* _Problem to work on_
Copy out each of the following lines word for word, keeping the same order.

* _Material to process_
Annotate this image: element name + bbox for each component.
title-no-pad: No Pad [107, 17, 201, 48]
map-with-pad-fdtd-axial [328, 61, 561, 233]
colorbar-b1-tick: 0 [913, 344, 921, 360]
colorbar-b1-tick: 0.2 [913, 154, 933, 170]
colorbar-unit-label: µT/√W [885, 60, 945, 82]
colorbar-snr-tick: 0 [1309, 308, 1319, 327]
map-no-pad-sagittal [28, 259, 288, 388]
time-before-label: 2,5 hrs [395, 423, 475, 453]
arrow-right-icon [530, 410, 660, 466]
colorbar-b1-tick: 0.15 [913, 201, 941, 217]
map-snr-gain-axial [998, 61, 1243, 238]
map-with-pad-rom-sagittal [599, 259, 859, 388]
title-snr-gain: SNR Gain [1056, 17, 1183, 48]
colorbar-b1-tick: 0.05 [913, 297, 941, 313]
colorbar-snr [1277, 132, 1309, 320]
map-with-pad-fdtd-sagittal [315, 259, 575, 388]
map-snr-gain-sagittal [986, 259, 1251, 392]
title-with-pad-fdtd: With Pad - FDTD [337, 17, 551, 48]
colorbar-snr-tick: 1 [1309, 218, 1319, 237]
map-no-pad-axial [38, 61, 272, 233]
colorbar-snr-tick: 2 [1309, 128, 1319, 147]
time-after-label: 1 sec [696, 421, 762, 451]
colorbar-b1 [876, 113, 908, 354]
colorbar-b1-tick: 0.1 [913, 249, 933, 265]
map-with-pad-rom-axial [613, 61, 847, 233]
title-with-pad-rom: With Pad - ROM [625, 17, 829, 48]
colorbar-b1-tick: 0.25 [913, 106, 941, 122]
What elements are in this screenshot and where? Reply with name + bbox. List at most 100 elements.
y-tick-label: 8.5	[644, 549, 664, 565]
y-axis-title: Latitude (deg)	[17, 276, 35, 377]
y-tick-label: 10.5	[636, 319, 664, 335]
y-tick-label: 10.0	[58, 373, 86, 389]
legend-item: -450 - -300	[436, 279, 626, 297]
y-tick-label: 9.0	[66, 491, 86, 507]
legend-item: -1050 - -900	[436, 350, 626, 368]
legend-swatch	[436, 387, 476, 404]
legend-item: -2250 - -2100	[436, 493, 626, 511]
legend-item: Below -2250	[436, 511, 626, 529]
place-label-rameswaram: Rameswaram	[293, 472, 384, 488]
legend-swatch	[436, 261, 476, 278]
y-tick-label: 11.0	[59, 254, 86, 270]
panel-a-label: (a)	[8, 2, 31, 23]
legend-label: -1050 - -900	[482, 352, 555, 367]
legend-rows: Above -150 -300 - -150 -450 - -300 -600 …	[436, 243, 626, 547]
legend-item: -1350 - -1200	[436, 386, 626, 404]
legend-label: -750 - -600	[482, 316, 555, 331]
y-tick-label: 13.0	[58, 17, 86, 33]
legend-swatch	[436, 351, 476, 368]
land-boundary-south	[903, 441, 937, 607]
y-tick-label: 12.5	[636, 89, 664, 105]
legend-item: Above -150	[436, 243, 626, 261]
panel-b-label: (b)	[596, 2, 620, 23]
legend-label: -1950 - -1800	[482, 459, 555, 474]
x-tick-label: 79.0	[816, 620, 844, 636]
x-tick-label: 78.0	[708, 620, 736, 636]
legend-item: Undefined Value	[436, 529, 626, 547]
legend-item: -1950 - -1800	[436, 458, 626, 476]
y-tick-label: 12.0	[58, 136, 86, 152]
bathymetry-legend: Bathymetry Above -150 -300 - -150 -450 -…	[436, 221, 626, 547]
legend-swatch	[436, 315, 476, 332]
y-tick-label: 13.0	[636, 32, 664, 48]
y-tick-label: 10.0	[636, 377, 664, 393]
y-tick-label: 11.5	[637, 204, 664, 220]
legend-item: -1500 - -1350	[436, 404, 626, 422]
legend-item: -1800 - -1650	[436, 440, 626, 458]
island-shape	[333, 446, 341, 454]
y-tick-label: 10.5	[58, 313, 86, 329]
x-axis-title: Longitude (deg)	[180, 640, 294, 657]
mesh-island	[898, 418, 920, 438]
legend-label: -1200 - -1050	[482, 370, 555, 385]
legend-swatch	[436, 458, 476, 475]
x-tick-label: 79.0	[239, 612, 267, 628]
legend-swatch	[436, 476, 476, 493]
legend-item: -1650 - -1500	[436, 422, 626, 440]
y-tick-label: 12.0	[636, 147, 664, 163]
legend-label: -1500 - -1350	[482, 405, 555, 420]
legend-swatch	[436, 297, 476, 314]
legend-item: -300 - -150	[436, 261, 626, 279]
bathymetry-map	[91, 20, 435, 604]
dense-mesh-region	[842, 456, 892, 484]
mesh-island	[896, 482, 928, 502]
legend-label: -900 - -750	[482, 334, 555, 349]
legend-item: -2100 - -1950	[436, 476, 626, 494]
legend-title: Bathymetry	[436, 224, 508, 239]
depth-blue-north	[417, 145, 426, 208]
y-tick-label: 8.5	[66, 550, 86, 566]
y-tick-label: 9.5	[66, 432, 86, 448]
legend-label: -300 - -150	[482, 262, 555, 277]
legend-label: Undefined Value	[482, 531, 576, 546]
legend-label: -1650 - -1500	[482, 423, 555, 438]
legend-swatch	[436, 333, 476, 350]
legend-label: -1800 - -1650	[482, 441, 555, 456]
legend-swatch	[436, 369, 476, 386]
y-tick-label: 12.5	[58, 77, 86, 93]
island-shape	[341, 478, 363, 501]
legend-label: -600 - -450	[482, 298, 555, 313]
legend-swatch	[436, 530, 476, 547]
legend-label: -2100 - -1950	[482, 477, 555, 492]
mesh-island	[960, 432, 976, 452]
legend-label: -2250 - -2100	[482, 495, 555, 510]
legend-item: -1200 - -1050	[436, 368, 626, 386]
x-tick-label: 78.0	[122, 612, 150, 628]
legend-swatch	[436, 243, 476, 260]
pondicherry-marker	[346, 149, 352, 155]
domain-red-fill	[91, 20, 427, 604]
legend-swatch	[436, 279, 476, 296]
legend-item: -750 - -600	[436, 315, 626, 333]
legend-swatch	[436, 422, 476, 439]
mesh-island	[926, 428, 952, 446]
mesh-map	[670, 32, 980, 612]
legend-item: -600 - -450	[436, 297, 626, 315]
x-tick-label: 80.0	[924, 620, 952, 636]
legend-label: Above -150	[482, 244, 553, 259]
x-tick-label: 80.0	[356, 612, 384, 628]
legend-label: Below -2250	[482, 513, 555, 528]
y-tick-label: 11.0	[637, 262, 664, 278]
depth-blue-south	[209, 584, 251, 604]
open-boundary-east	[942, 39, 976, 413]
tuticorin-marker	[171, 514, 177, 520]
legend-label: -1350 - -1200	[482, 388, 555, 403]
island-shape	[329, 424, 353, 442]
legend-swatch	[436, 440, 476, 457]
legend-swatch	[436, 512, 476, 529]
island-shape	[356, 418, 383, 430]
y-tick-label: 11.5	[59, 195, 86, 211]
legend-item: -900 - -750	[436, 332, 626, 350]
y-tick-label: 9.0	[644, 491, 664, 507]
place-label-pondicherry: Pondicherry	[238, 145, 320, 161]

* _Exercise response_
Annotate this image: element name + bbox for each component.
title-no-pad: No Pad [107, 17, 201, 48]
map-with-pad-fdtd-axial [328, 61, 561, 233]
colorbar-b1-tick: 0 [913, 344, 921, 360]
colorbar-b1-tick: 0.2 [913, 154, 933, 170]
colorbar-unit-label: µT/√W [885, 60, 945, 82]
colorbar-snr-tick: 0 [1309, 308, 1319, 327]
map-no-pad-sagittal [28, 259, 288, 388]
time-before-label: 2,5 hrs [395, 423, 475, 453]
arrow-right-icon [530, 410, 660, 466]
colorbar-b1-tick: 0.15 [913, 201, 941, 217]
map-snr-gain-axial [998, 61, 1243, 238]
map-with-pad-rom-sagittal [599, 259, 859, 388]
title-snr-gain: SNR Gain [1056, 17, 1183, 48]
colorbar-b1-tick: 0.05 [913, 297, 941, 313]
colorbar-snr [1277, 132, 1309, 320]
map-with-pad-fdtd-sagittal [315, 259, 575, 388]
map-snr-gain-sagittal [986, 259, 1251, 392]
title-with-pad-fdtd: With Pad - FDTD [337, 17, 551, 48]
colorbar-snr-tick: 1 [1309, 218, 1319, 237]
map-no-pad-axial [38, 61, 272, 233]
colorbar-snr-tick: 2 [1309, 128, 1319, 147]
time-after-label: 1 sec [696, 421, 762, 451]
colorbar-b1 [876, 113, 908, 354]
colorbar-b1-tick: 0.1 [913, 249, 933, 265]
map-with-pad-rom-axial [613, 61, 847, 233]
title-with-pad-rom: With Pad - ROM [625, 17, 829, 48]
colorbar-b1-tick: 0.25 [913, 106, 941, 122]
What elements are in this screenshot and where? Reply with name + bbox. List at most 100 elements.
y-tick-label: 8.5	[644, 549, 664, 565]
y-axis-title: Latitude (deg)	[17, 276, 35, 377]
y-tick-label: 10.5	[636, 319, 664, 335]
y-tick-label: 10.0	[58, 373, 86, 389]
legend-item: -450 - -300	[436, 279, 626, 297]
y-tick-label: 9.0	[66, 491, 86, 507]
legend-item: -1050 - -900	[436, 350, 626, 368]
legend-swatch	[436, 387, 476, 404]
legend-item: -2250 - -2100	[436, 493, 626, 511]
legend-item: Below -2250	[436, 511, 626, 529]
place-label-rameswaram: Rameswaram	[293, 472, 384, 488]
legend-swatch	[436, 261, 476, 278]
y-tick-label: 11.0	[59, 254, 86, 270]
panel-a-label: (a)	[8, 2, 31, 23]
legend-label: -1050 - -900	[482, 352, 555, 367]
legend-rows: Above -150 -300 - -150 -450 - -300 -600 …	[436, 243, 626, 547]
legend-item: -1350 - -1200	[436, 386, 626, 404]
legend-label: -750 - -600	[482, 316, 555, 331]
y-tick-label: 13.0	[58, 17, 86, 33]
legend-swatch	[436, 351, 476, 368]
land-boundary-south	[903, 441, 937, 607]
y-tick-label: 12.5	[636, 89, 664, 105]
legend-item: Above -150	[436, 243, 626, 261]
panel-b-label: (b)	[596, 2, 620, 23]
legend-label: -1950 - -1800	[482, 459, 555, 474]
x-tick-label: 79.0	[816, 620, 844, 636]
x-tick-label: 78.0	[708, 620, 736, 636]
legend-item: Undefined Value	[436, 529, 626, 547]
legend-item: -1950 - -1800	[436, 458, 626, 476]
y-tick-label: 12.0	[58, 136, 86, 152]
bathymetry-legend: Bathymetry Above -150 -300 - -150 -450 -…	[436, 221, 626, 547]
legend-swatch	[436, 315, 476, 332]
y-tick-label: 13.0	[636, 32, 664, 48]
y-tick-label: 10.0	[636, 377, 664, 393]
y-tick-label: 11.5	[637, 204, 664, 220]
legend-item: -1500 - -1350	[436, 404, 626, 422]
legend-item: -1800 - -1650	[436, 440, 626, 458]
island-shape	[333, 446, 341, 454]
y-tick-label: 10.5	[58, 313, 86, 329]
x-axis-title: Longitude (deg)	[180, 640, 294, 657]
mesh-island	[898, 418, 920, 438]
legend-label: -1200 - -1050	[482, 370, 555, 385]
legend-swatch	[436, 458, 476, 475]
x-tick-label: 79.0	[239, 612, 267, 628]
legend-swatch	[436, 476, 476, 493]
legend-item: -1650 - -1500	[436, 422, 626, 440]
y-tick-label: 12.0	[636, 147, 664, 163]
legend-label: -1500 - -1350	[482, 405, 555, 420]
legend-swatch	[436, 297, 476, 314]
legend-item: -300 - -150	[436, 261, 626, 279]
bathymetry-map	[91, 20, 435, 604]
dense-mesh-region	[842, 456, 892, 484]
mesh-island	[896, 482, 928, 502]
legend-label: -900 - -750	[482, 334, 555, 349]
legend-item: -2100 - -1950	[436, 476, 626, 494]
legend-title: Bathymetry	[436, 224, 508, 239]
depth-blue-north	[417, 145, 426, 208]
y-tick-label: 8.5	[66, 550, 86, 566]
y-tick-label: 9.5	[66, 432, 86, 448]
legend-label: -300 - -150	[482, 262, 555, 277]
legend-label: Undefined Value	[482, 531, 576, 546]
legend-label: -1650 - -1500	[482, 423, 555, 438]
legend-swatch	[436, 333, 476, 350]
legend-label: -1800 - -1650	[482, 441, 555, 456]
legend-swatch	[436, 369, 476, 386]
y-tick-label: 12.5	[58, 77, 86, 93]
island-shape	[341, 478, 363, 501]
legend-label: -600 - -450	[482, 298, 555, 313]
legend-swatch	[436, 530, 476, 547]
legend-label: -2100 - -1950	[482, 477, 555, 492]
mesh-island	[960, 432, 976, 452]
legend-label: -2250 - -2100	[482, 495, 555, 510]
legend-item: -1200 - -1050	[436, 368, 626, 386]
x-tick-label: 78.0	[122, 612, 150, 628]
legend-swatch	[436, 243, 476, 260]
pondicherry-marker	[346, 149, 352, 155]
domain-red-fill	[91, 20, 427, 604]
legend-swatch	[436, 279, 476, 296]
legend-item: -750 - -600	[436, 315, 626, 333]
legend-swatch	[436, 422, 476, 439]
mesh-island	[926, 428, 952, 446]
mesh-map	[670, 32, 980, 612]
legend-item: -600 - -450	[436, 297, 626, 315]
x-tick-label: 80.0	[924, 620, 952, 636]
legend-label: Above -150	[482, 244, 553, 259]
x-tick-label: 80.0	[356, 612, 384, 628]
legend-label: Below -2250	[482, 513, 555, 528]
y-tick-label: 11.0	[637, 262, 664, 278]
depth-blue-south	[209, 584, 251, 604]
open-boundary-east	[942, 39, 976, 413]
tuticorin-marker	[171, 514, 177, 520]
legend-label: -1350 - -1200	[482, 388, 555, 403]
island-shape	[329, 424, 353, 442]
legend-swatch	[436, 440, 476, 457]
legend-swatch	[436, 512, 476, 529]
island-shape	[356, 418, 383, 430]
y-tick-label: 11.5	[59, 195, 86, 211]
legend-item: -900 - -750	[436, 332, 626, 350]
y-tick-label: 9.0	[644, 491, 664, 507]
place-label-pondicherry: Pondicherry	[238, 145, 320, 161]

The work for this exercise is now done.